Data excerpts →
>>>

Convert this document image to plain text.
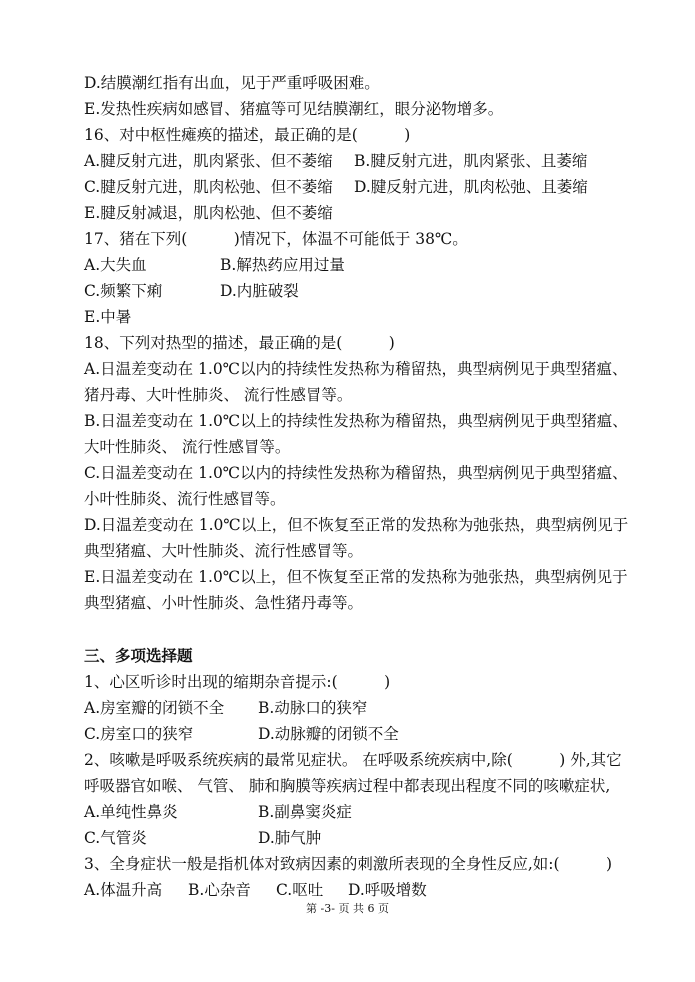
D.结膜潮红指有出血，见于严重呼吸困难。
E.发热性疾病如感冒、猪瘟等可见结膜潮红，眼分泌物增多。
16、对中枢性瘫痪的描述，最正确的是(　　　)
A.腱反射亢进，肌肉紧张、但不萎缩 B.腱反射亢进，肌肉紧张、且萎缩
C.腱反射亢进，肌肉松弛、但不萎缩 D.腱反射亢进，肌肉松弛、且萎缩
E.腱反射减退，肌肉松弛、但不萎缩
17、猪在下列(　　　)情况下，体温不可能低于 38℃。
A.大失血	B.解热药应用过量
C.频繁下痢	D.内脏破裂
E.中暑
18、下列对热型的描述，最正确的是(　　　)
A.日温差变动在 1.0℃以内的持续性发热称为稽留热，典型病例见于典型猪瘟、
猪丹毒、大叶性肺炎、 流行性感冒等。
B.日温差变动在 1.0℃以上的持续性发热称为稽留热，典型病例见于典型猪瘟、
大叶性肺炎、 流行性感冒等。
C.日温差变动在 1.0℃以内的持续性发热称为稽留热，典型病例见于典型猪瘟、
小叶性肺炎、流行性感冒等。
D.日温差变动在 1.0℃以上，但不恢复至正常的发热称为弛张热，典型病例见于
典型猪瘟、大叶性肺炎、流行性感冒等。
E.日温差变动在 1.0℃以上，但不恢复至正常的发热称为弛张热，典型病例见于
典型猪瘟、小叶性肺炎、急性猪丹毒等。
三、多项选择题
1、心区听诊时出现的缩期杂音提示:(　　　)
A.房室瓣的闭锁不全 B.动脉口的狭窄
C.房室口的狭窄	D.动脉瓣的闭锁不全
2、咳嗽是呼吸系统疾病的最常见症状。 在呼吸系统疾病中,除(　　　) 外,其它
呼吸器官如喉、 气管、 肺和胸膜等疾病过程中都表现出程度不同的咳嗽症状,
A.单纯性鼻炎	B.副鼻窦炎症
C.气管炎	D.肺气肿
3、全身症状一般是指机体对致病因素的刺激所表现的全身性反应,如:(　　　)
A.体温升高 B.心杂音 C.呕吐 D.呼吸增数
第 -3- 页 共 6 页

<<<
>>>

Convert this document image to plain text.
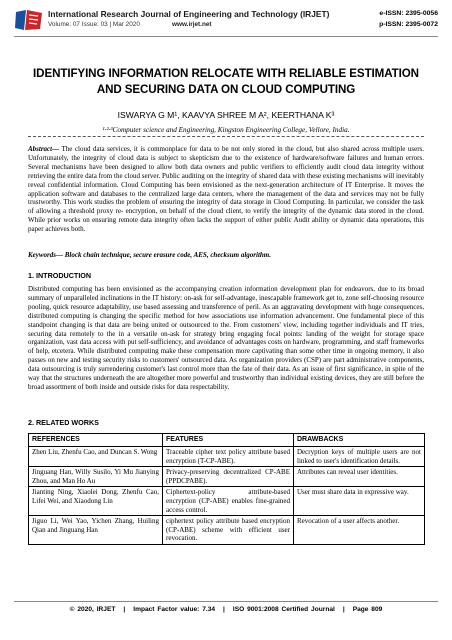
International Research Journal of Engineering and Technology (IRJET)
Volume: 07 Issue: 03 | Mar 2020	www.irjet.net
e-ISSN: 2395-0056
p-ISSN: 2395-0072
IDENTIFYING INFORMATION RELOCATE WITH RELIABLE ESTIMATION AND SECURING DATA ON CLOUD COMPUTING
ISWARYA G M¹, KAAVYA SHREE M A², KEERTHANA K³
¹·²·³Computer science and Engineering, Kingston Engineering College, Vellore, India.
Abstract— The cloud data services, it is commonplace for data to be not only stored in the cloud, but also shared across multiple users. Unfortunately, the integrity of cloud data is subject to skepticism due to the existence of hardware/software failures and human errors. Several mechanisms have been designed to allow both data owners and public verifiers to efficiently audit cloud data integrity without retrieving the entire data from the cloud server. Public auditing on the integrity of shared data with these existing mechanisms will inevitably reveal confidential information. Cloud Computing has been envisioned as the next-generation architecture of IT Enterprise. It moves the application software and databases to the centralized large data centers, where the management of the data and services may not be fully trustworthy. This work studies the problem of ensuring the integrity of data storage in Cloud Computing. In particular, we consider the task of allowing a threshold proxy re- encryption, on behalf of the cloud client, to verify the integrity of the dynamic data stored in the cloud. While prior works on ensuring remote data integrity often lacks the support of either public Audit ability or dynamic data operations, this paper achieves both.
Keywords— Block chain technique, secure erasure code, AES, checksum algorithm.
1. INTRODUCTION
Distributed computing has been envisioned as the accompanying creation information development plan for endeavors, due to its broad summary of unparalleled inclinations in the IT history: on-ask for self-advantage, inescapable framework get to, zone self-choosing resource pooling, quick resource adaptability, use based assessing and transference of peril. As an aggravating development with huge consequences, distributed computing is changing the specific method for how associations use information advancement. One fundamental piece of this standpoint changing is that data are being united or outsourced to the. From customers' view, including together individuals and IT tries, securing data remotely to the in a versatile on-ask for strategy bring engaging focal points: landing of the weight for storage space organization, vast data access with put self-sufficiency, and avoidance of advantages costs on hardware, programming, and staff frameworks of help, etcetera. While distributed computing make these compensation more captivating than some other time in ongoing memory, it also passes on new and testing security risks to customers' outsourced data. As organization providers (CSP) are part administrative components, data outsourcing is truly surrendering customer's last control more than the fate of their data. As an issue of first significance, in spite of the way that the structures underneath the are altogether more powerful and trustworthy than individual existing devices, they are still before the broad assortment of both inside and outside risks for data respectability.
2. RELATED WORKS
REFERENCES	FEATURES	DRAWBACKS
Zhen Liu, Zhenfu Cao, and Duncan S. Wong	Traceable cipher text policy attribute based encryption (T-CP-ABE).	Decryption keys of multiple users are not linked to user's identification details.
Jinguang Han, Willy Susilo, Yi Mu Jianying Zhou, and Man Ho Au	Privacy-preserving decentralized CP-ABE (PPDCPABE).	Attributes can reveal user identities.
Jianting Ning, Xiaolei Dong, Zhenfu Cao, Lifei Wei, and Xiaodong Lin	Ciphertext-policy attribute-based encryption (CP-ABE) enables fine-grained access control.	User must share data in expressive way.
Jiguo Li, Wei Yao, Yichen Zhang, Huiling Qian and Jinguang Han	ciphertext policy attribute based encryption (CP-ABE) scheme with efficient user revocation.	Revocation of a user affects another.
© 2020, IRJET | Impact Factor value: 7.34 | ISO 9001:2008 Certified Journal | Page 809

<<<

WHAT YOU SHOULD DO →
Go through the records above and copy every line with the word "以内的持续性发热称为稽留热".

THE RESPONSE →
A.日温差变动在 1.0℃以内的持续性发热称为稽留热，典型病例见于典型猪瘟、
C.日温差变动在 1.0℃以内的持续性发热称为稽留热，典型病例见于典型猪瘟、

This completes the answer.